[What the task requires]
For each line of the data below that holds "height", copy the line.
○ ○ ○ ○
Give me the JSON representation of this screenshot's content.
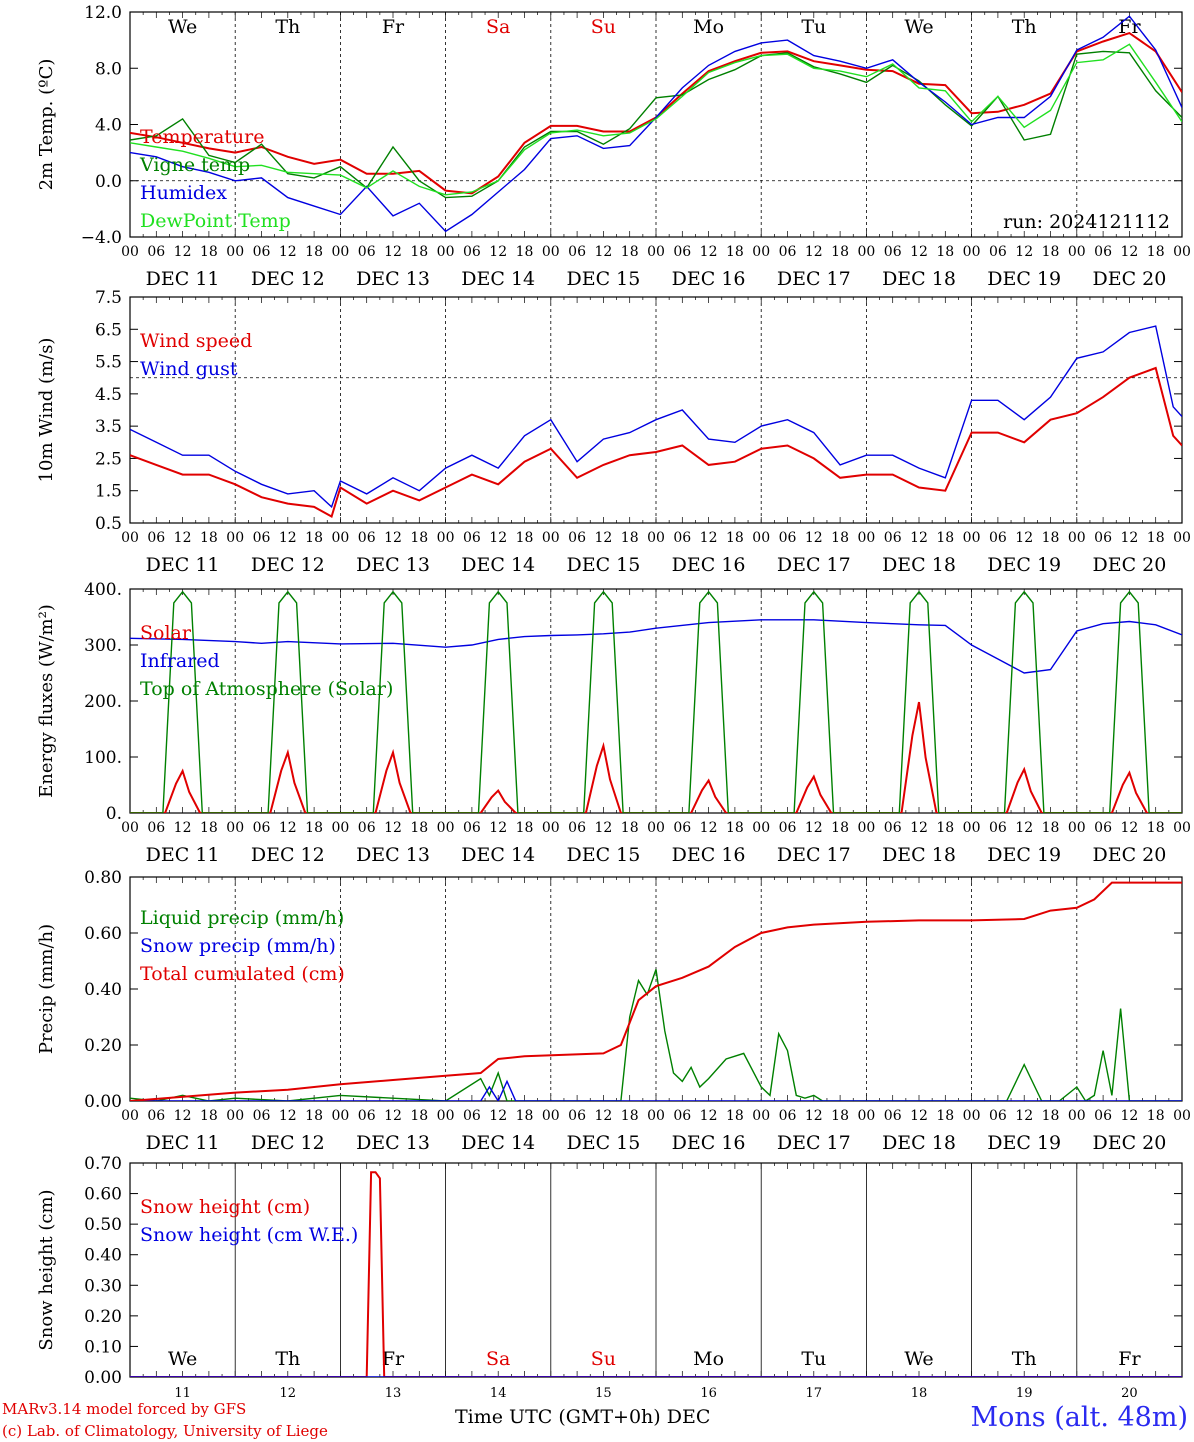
{
  "colors": {
    "red": "#e00000",
    "green": "#008000",
    "blue": "#0000e0",
    "lightgreen": "#20e020"
  },
  "footer": {
    "credit1": "MARv3.14 model forced by GFS",
    "credit2": "(c) Lab. of Climatology, University of Liege",
    "xlabel": "Time UTC (GMT+0h) DEC",
    "location": "Mons (alt. 48m)"
  },
  "chart_data": [
    {
      "type": "line",
      "ylabel": "2m Temp. (ºC)",
      "yticks": [
        "12.0",
        "8.0",
        "4.0",
        "0.0",
        "−4.0"
      ],
      "ylim": [
        -4,
        12
      ],
      "xlim_hours": [
        0,
        240
      ],
      "run": "run: 2024121112",
      "weekdays": [
        "We",
        "Th",
        "Fr",
        "Sa",
        "Su",
        "Mo",
        "Tu",
        "We",
        "Th",
        "Fr"
      ],
      "weekend_days": [
        "Sa",
        "Su"
      ],
      "date_labels": [
        "DEC 11",
        "DEC 12",
        "DEC 13",
        "DEC 14",
        "DEC 15",
        "DEC 16",
        "DEC 17",
        "DEC 18",
        "DEC 19",
        "DEC 20"
      ],
      "hour_ticks": [
        "00",
        "06",
        "12",
        "18"
      ],
      "ref_line": 0,
      "series": [
        {
          "name": "Temperature",
          "color": "red",
          "x": [
            0,
            6,
            12,
            18,
            24,
            30,
            36,
            42,
            48,
            54,
            60,
            66,
            72,
            78,
            84,
            90,
            96,
            102,
            108,
            114,
            120,
            126,
            132,
            138,
            144,
            150,
            156,
            162,
            168,
            174,
            180,
            186,
            192,
            198,
            204,
            210,
            216,
            222,
            228,
            234,
            240
          ],
          "y": [
            3.4,
            3.1,
            2.7,
            2.3,
            2.0,
            2.4,
            1.7,
            1.2,
            1.5,
            0.5,
            0.5,
            0.7,
            -0.7,
            -0.9,
            0.3,
            2.7,
            3.9,
            3.9,
            3.5,
            3.5,
            4.5,
            6.2,
            7.8,
            8.5,
            9.1,
            9.2,
            8.5,
            8.2,
            7.9,
            7.8,
            6.9,
            6.8,
            4.8,
            4.9,
            5.4,
            6.2,
            9.2,
            9.9,
            10.5,
            9.2,
            6.3
          ]
        },
        {
          "name": "Vigne temp",
          "color": "green",
          "x": [
            0,
            6,
            12,
            18,
            24,
            30,
            36,
            42,
            48,
            54,
            60,
            66,
            72,
            78,
            84,
            90,
            96,
            102,
            108,
            114,
            120,
            126,
            132,
            138,
            144,
            150,
            156,
            162,
            168,
            174,
            180,
            186,
            192,
            198,
            204,
            210,
            216,
            222,
            228,
            234,
            240
          ],
          "y": [
            2.9,
            3.2,
            4.4,
            1.8,
            1.3,
            2.6,
            0.5,
            0.2,
            1.0,
            -0.5,
            2.4,
            0.0,
            -1.2,
            -1.1,
            0.0,
            2.4,
            3.5,
            3.5,
            2.6,
            3.7,
            5.9,
            6.1,
            7.2,
            7.9,
            8.9,
            9.1,
            8.1,
            7.6,
            7.0,
            8.2,
            7.1,
            5.4,
            3.9,
            6.0,
            2.9,
            3.3,
            9.0,
            9.2,
            9.1,
            6.4,
            4.5
          ]
        },
        {
          "name": "Humidex",
          "color": "blue",
          "x": [
            0,
            6,
            12,
            18,
            24,
            30,
            36,
            42,
            48,
            54,
            60,
            66,
            72,
            78,
            84,
            90,
            96,
            102,
            108,
            114,
            120,
            126,
            132,
            138,
            144,
            150,
            156,
            162,
            168,
            174,
            180,
            186,
            192,
            198,
            204,
            210,
            216,
            222,
            228,
            234,
            240
          ],
          "y": [
            2.0,
            1.7,
            1.0,
            0.6,
            0.0,
            0.2,
            -1.2,
            -1.8,
            -2.4,
            -0.4,
            -2.5,
            -1.6,
            -3.6,
            -2.4,
            -0.8,
            0.8,
            3.0,
            3.2,
            2.3,
            2.5,
            4.5,
            6.6,
            8.2,
            9.2,
            9.8,
            10.0,
            8.9,
            8.5,
            8.0,
            8.6,
            7.0,
            5.6,
            4.0,
            4.5,
            4.5,
            6.0,
            9.3,
            10.2,
            11.7,
            9.3,
            5.2
          ]
        },
        {
          "name": "DewPoint Temp",
          "color": "lightgreen",
          "x": [
            0,
            6,
            12,
            18,
            24,
            30,
            36,
            42,
            48,
            54,
            60,
            66,
            72,
            78,
            84,
            90,
            96,
            102,
            108,
            114,
            120,
            126,
            132,
            138,
            144,
            150,
            156,
            162,
            168,
            174,
            180,
            186,
            192,
            198,
            204,
            210,
            216,
            222,
            228,
            234,
            240
          ],
          "y": [
            2.7,
            2.4,
            2.1,
            1.6,
            1.0,
            1.1,
            0.6,
            0.5,
            0.4,
            -0.5,
            0.7,
            -0.4,
            -1.0,
            -0.8,
            0.0,
            2.2,
            3.4,
            3.6,
            3.2,
            3.4,
            4.4,
            6.0,
            7.7,
            8.4,
            8.9,
            9.0,
            8.0,
            7.8,
            7.4,
            8.3,
            6.6,
            6.4,
            4.2,
            6.0,
            3.8,
            5.0,
            8.4,
            8.6,
            9.7,
            7.0,
            4.2
          ]
        }
      ]
    },
    {
      "type": "line",
      "ylabel": "10m Wind (m/s)",
      "yticks": [
        "7.5",
        "6.5",
        "5.5",
        "4.5",
        "3.5",
        "2.5",
        "1.5",
        "0.5"
      ],
      "ylim": [
        0.5,
        7.5
      ],
      "ref_line": 5.0,
      "date_labels": [
        "DEC 11",
        "DEC 12",
        "DEC 13",
        "DEC 14",
        "DEC 15",
        "DEC 16",
        "DEC 17",
        "DEC 18",
        "DEC 19",
        "DEC 20"
      ],
      "series": [
        {
          "name": "Wind speed",
          "color": "red",
          "x": [
            0,
            6,
            12,
            18,
            24,
            30,
            36,
            42,
            46,
            48,
            54,
            60,
            66,
            72,
            78,
            84,
            90,
            96,
            102,
            108,
            114,
            120,
            126,
            132,
            138,
            144,
            150,
            156,
            162,
            168,
            174,
            180,
            186,
            192,
            198,
            204,
            210,
            216,
            222,
            228,
            234,
            238,
            240
          ],
          "y": [
            2.6,
            2.3,
            2.0,
            2.0,
            1.7,
            1.3,
            1.1,
            1.0,
            0.7,
            1.6,
            1.1,
            1.5,
            1.2,
            1.6,
            2.0,
            1.7,
            2.4,
            2.8,
            1.9,
            2.3,
            2.6,
            2.7,
            2.9,
            2.3,
            2.4,
            2.8,
            2.9,
            2.5,
            1.9,
            2.0,
            2.0,
            1.6,
            1.5,
            3.3,
            3.3,
            3.0,
            3.7,
            3.9,
            4.4,
            5.0,
            5.3,
            3.2,
            2.9
          ]
        },
        {
          "name": "Wind gust",
          "color": "blue",
          "x": [
            0,
            6,
            12,
            18,
            24,
            30,
            36,
            42,
            46,
            48,
            54,
            60,
            66,
            72,
            78,
            84,
            90,
            96,
            102,
            108,
            114,
            120,
            126,
            132,
            138,
            144,
            150,
            156,
            162,
            168,
            174,
            180,
            186,
            192,
            198,
            204,
            210,
            216,
            222,
            228,
            234,
            238,
            240
          ],
          "y": [
            3.4,
            3.0,
            2.6,
            2.6,
            2.1,
            1.7,
            1.4,
            1.5,
            1.0,
            1.8,
            1.4,
            1.9,
            1.5,
            2.2,
            2.6,
            2.2,
            3.2,
            3.7,
            2.4,
            3.1,
            3.3,
            3.7,
            4.0,
            3.1,
            3.0,
            3.5,
            3.7,
            3.3,
            2.3,
            2.6,
            2.6,
            2.2,
            1.9,
            4.3,
            4.3,
            3.7,
            4.4,
            5.6,
            5.8,
            6.4,
            6.6,
            4.1,
            3.8
          ]
        }
      ]
    },
    {
      "type": "line",
      "ylabel": "Energy fluxes (W/m²)",
      "yticks": [
        "400.",
        "300.",
        "200.",
        "100.",
        "0."
      ],
      "ylim": [
        0,
        400
      ],
      "date_labels": [
        "DEC 11",
        "DEC 12",
        "DEC 13",
        "DEC 14",
        "DEC 15",
        "DEC 16",
        "DEC 17",
        "DEC 18",
        "DEC 19",
        "DEC 20"
      ],
      "series": [
        {
          "name": "Solar",
          "color": "red",
          "daily_peak_hour": 12,
          "daily_peaks": [
            75,
            108,
            108,
            40,
            120,
            58,
            65,
            198,
            78,
            72
          ]
        },
        {
          "name": "Infrared",
          "color": "blue",
          "x": [
            0,
            12,
            24,
            30,
            36,
            48,
            60,
            72,
            78,
            84,
            90,
            96,
            102,
            108,
            114,
            120,
            132,
            144,
            156,
            168,
            174,
            180,
            186,
            192,
            198,
            204,
            210,
            216,
            222,
            228,
            234,
            240
          ],
          "y": [
            312,
            310,
            306,
            303,
            306,
            302,
            303,
            296,
            300,
            310,
            315,
            317,
            318,
            320,
            323,
            330,
            340,
            345,
            345,
            340,
            338,
            336,
            335,
            300,
            275,
            250,
            256,
            325,
            338,
            342,
            336,
            318
          ]
        },
        {
          "name": "Top of Atmosphere (Solar)",
          "color": "green",
          "daily_peak_hour": 12,
          "daily_peaks": [
            395,
            395,
            395,
            395,
            395,
            395,
            395,
            395,
            395,
            395
          ]
        }
      ]
    },
    {
      "type": "line",
      "ylabel": "Precip (mm/h)",
      "yticks": [
        "0.80",
        "0.60",
        "0.40",
        "0.20",
        "0.00"
      ],
      "ylim": [
        0,
        0.8
      ],
      "date_labels": [
        "DEC 11",
        "DEC 12",
        "DEC 13",
        "DEC 14",
        "DEC 15",
        "DEC 16",
        "DEC 17",
        "DEC 18",
        "DEC 19",
        "DEC 20"
      ],
      "series": [
        {
          "name": "Liquid precip (mm/h)",
          "color": "green",
          "x": [
            0,
            6,
            12,
            18,
            24,
            36,
            48,
            60,
            72,
            80,
            82,
            84,
            86,
            96,
            112,
            114,
            116,
            118,
            120,
            122,
            124,
            126,
            128,
            130,
            132,
            136,
            140,
            144,
            146,
            148,
            150,
            152,
            154,
            156,
            158,
            160,
            172,
            180,
            192,
            200,
            204,
            208,
            212,
            216,
            218,
            220,
            222,
            224,
            226,
            228,
            230,
            232,
            240
          ],
          "y": [
            0.01,
            0.0,
            0.02,
            0.0,
            0.01,
            0.0,
            0.02,
            0.01,
            0.0,
            0.08,
            0.02,
            0.1,
            0.0,
            0.0,
            0.0,
            0.3,
            0.43,
            0.38,
            0.47,
            0.25,
            0.1,
            0.07,
            0.12,
            0.05,
            0.08,
            0.15,
            0.17,
            0.05,
            0.02,
            0.24,
            0.18,
            0.02,
            0.01,
            0.02,
            0.0,
            0.0,
            0.0,
            0.0,
            0.0,
            0.0,
            0.13,
            0.0,
            0.0,
            0.05,
            0.0,
            0.02,
            0.18,
            0.02,
            0.33,
            0.0,
            0.0,
            0.0,
            0.0
          ]
        },
        {
          "name": "Snow precip (mm/h)",
          "color": "blue",
          "x": [
            0,
            80,
            82,
            84,
            86,
            88,
            90,
            240
          ],
          "y": [
            0,
            0,
            0.05,
            0.0,
            0.07,
            0.0,
            0,
            0
          ]
        },
        {
          "name": "Total cumulated (cm)",
          "color": "red",
          "x": [
            0,
            24,
            36,
            48,
            60,
            72,
            80,
            84,
            90,
            108,
            112,
            114,
            116,
            120,
            126,
            132,
            138,
            144,
            150,
            156,
            168,
            180,
            192,
            204,
            210,
            216,
            220,
            224,
            228,
            240
          ],
          "y": [
            0.0,
            0.03,
            0.04,
            0.06,
            0.075,
            0.09,
            0.1,
            0.15,
            0.16,
            0.17,
            0.2,
            0.28,
            0.36,
            0.41,
            0.44,
            0.48,
            0.55,
            0.6,
            0.62,
            0.63,
            0.64,
            0.645,
            0.645,
            0.65,
            0.68,
            0.69,
            0.72,
            0.78,
            0.78,
            0.78
          ]
        }
      ]
    },
    {
      "type": "line",
      "ylabel": "Snow height (cm)",
      "yticks": [
        "0.70",
        "0.60",
        "0.50",
        "0.40",
        "0.30",
        "0.20",
        "0.10",
        "0.00"
      ],
      "ylim": [
        0,
        0.7
      ],
      "weekdays": [
        "We",
        "Th",
        "Fr",
        "Sa",
        "Su",
        "Mo",
        "Tu",
        "We",
        "Th",
        "Fr"
      ],
      "weekend_days": [
        "Sa",
        "Su"
      ],
      "day_numbers": [
        "11",
        "12",
        "13",
        "14",
        "15",
        "16",
        "17",
        "18",
        "19",
        "20"
      ],
      "series": [
        {
          "name": "Snow height (cm)",
          "color": "red",
          "x": [
            0,
            54,
            55,
            56,
            57,
            58,
            240
          ],
          "y": [
            0,
            0,
            0.67,
            0.67,
            0.65,
            0,
            0
          ]
        },
        {
          "name": "Snow height (cm W.E.)",
          "color": "blue",
          "x": [
            0,
            240
          ],
          "y": [
            0,
            0
          ]
        }
      ]
    }
  ]
}
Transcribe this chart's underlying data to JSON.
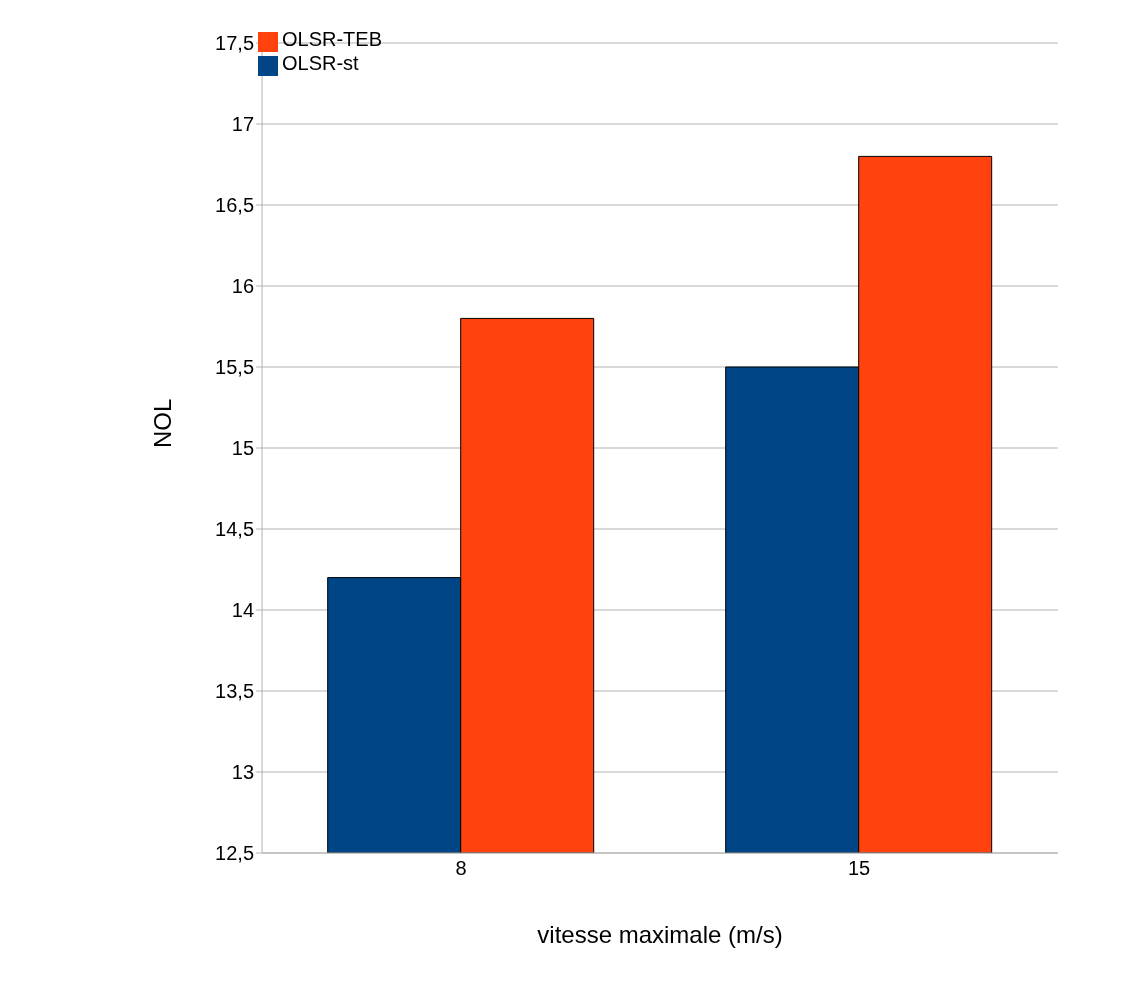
○ ○ ○ ○
[Answer for this exercise]
      "ylabel": "Snow height (cm)",
          "name": "Snow height (cm)",
          "name": "Snow height (cm W.E.)",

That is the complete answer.